## Start RECORDS SUPPLIED

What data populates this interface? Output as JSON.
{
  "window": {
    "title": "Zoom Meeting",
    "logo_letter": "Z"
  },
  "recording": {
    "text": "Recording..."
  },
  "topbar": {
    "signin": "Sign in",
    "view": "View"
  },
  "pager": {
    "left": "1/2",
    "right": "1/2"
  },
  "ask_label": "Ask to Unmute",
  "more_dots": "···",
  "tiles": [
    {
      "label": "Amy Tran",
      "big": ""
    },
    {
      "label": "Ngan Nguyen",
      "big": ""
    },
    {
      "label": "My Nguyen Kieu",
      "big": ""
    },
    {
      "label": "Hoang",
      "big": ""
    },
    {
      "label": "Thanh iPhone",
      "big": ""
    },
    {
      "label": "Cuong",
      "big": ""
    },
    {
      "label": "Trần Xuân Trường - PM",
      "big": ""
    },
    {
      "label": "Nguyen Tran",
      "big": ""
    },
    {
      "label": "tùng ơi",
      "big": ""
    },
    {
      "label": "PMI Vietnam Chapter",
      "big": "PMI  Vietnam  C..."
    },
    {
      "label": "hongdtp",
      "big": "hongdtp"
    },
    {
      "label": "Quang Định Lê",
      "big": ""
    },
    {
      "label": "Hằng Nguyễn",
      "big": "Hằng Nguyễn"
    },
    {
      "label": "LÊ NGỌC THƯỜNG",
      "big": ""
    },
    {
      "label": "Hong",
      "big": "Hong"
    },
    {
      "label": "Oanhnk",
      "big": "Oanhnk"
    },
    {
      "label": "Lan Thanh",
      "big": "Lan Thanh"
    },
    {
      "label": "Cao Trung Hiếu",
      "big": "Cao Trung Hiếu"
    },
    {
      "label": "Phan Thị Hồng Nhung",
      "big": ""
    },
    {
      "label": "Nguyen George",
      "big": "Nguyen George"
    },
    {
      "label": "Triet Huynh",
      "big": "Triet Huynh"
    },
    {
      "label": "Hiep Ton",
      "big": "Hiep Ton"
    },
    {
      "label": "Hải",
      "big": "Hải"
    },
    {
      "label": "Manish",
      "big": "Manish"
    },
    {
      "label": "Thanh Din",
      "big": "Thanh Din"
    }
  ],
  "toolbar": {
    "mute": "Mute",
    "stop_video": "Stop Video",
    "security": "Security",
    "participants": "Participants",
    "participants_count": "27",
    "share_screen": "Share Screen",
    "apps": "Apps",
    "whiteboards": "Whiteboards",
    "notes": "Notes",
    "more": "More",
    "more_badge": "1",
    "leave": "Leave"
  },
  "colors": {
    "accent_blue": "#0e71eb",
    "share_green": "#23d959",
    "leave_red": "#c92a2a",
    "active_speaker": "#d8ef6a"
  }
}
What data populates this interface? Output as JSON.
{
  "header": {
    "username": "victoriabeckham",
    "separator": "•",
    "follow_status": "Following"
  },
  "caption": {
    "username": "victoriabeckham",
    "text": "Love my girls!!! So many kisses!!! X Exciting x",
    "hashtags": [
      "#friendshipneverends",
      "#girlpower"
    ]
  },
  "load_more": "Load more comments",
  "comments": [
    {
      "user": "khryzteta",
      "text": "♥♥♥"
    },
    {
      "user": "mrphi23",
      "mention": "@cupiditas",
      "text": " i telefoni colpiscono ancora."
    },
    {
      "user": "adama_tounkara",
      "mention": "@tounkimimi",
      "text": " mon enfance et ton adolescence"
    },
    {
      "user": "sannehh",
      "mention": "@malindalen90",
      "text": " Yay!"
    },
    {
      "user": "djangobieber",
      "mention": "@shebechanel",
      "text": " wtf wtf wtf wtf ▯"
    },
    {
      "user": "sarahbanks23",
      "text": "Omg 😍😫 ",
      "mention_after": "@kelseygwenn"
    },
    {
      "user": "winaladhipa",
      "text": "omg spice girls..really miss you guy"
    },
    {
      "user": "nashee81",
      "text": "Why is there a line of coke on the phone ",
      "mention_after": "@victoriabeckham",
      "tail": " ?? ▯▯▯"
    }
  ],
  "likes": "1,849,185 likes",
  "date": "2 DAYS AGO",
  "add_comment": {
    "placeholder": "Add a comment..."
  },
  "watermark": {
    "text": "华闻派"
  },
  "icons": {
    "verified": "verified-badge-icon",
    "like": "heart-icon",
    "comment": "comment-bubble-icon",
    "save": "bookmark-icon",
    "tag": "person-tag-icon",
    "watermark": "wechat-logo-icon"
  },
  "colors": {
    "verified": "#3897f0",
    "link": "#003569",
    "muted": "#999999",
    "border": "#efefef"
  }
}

## End RECORDS SUPPLIED

WHAT YOU NEED TO DO:
Tally up the lines in the records containing the word "Nguyen", then give the count and nothing else.

EXPECTED ANSWER:
5